▶ [Problem description] Copy out each line below that has the word "eksplanasi" in it.

▶ [Raw data]
--- BEGIN ---

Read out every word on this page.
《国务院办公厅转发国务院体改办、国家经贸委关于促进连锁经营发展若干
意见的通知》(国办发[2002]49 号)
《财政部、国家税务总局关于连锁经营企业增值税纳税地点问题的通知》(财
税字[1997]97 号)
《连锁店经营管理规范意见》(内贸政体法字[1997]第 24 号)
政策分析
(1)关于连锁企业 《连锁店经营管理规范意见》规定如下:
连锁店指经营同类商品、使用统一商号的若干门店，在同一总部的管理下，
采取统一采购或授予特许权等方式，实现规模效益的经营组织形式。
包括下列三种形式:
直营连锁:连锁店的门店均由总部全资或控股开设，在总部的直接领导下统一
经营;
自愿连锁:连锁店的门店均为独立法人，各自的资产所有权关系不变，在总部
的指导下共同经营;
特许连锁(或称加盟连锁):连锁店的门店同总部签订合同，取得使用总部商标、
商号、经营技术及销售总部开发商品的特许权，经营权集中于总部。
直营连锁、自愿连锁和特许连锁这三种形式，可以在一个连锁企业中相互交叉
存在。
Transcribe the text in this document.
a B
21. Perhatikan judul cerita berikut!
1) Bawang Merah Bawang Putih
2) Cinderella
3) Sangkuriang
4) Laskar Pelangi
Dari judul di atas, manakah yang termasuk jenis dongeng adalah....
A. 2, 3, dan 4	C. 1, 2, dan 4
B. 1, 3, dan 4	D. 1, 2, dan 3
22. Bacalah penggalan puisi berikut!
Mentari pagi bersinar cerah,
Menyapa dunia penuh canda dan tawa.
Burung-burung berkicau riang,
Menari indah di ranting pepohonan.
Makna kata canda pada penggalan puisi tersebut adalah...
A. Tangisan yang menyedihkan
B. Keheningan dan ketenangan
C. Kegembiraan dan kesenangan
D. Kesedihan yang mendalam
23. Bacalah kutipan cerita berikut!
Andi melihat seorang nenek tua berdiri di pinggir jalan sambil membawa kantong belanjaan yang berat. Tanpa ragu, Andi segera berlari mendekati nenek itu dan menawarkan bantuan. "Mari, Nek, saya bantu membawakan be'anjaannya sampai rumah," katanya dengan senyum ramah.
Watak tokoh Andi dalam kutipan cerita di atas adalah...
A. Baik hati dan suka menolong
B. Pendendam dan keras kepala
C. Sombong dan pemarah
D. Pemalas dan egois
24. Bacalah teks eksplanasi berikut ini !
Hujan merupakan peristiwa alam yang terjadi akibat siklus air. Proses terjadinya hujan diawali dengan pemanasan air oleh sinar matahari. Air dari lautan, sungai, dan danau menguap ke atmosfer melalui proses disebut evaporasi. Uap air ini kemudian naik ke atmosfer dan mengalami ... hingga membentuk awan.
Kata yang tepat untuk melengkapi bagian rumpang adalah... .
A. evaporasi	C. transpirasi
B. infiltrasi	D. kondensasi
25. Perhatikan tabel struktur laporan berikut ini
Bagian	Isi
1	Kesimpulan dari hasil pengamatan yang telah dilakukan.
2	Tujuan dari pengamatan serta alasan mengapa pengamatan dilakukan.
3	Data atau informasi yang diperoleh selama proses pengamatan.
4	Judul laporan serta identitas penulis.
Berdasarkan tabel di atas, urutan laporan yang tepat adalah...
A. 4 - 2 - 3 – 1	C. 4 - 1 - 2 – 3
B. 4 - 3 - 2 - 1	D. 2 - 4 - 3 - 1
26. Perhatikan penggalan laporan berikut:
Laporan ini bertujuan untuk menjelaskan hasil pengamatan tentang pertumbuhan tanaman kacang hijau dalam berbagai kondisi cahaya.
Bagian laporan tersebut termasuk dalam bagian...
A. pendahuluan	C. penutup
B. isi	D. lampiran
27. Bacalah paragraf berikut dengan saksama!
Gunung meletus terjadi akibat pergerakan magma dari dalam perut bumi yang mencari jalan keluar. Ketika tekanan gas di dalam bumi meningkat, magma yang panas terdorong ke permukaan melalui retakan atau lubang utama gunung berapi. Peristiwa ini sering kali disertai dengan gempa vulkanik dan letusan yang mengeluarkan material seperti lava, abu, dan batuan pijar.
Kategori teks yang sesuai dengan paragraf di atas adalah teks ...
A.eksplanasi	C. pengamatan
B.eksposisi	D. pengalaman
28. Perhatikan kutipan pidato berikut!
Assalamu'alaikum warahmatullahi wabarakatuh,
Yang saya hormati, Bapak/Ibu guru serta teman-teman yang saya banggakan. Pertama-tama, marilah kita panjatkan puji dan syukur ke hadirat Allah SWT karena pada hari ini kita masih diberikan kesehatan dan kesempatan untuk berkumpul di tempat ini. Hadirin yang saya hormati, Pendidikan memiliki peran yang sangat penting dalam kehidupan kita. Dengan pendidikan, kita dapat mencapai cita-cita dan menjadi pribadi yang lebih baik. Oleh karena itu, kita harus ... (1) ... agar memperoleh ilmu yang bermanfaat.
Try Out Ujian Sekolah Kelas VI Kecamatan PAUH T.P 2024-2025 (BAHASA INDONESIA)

--- END ---

▶ [Output for this task]
24. Bacalah teks eksplanasi berikut ini !
A.eksplanasi	C. pengamatan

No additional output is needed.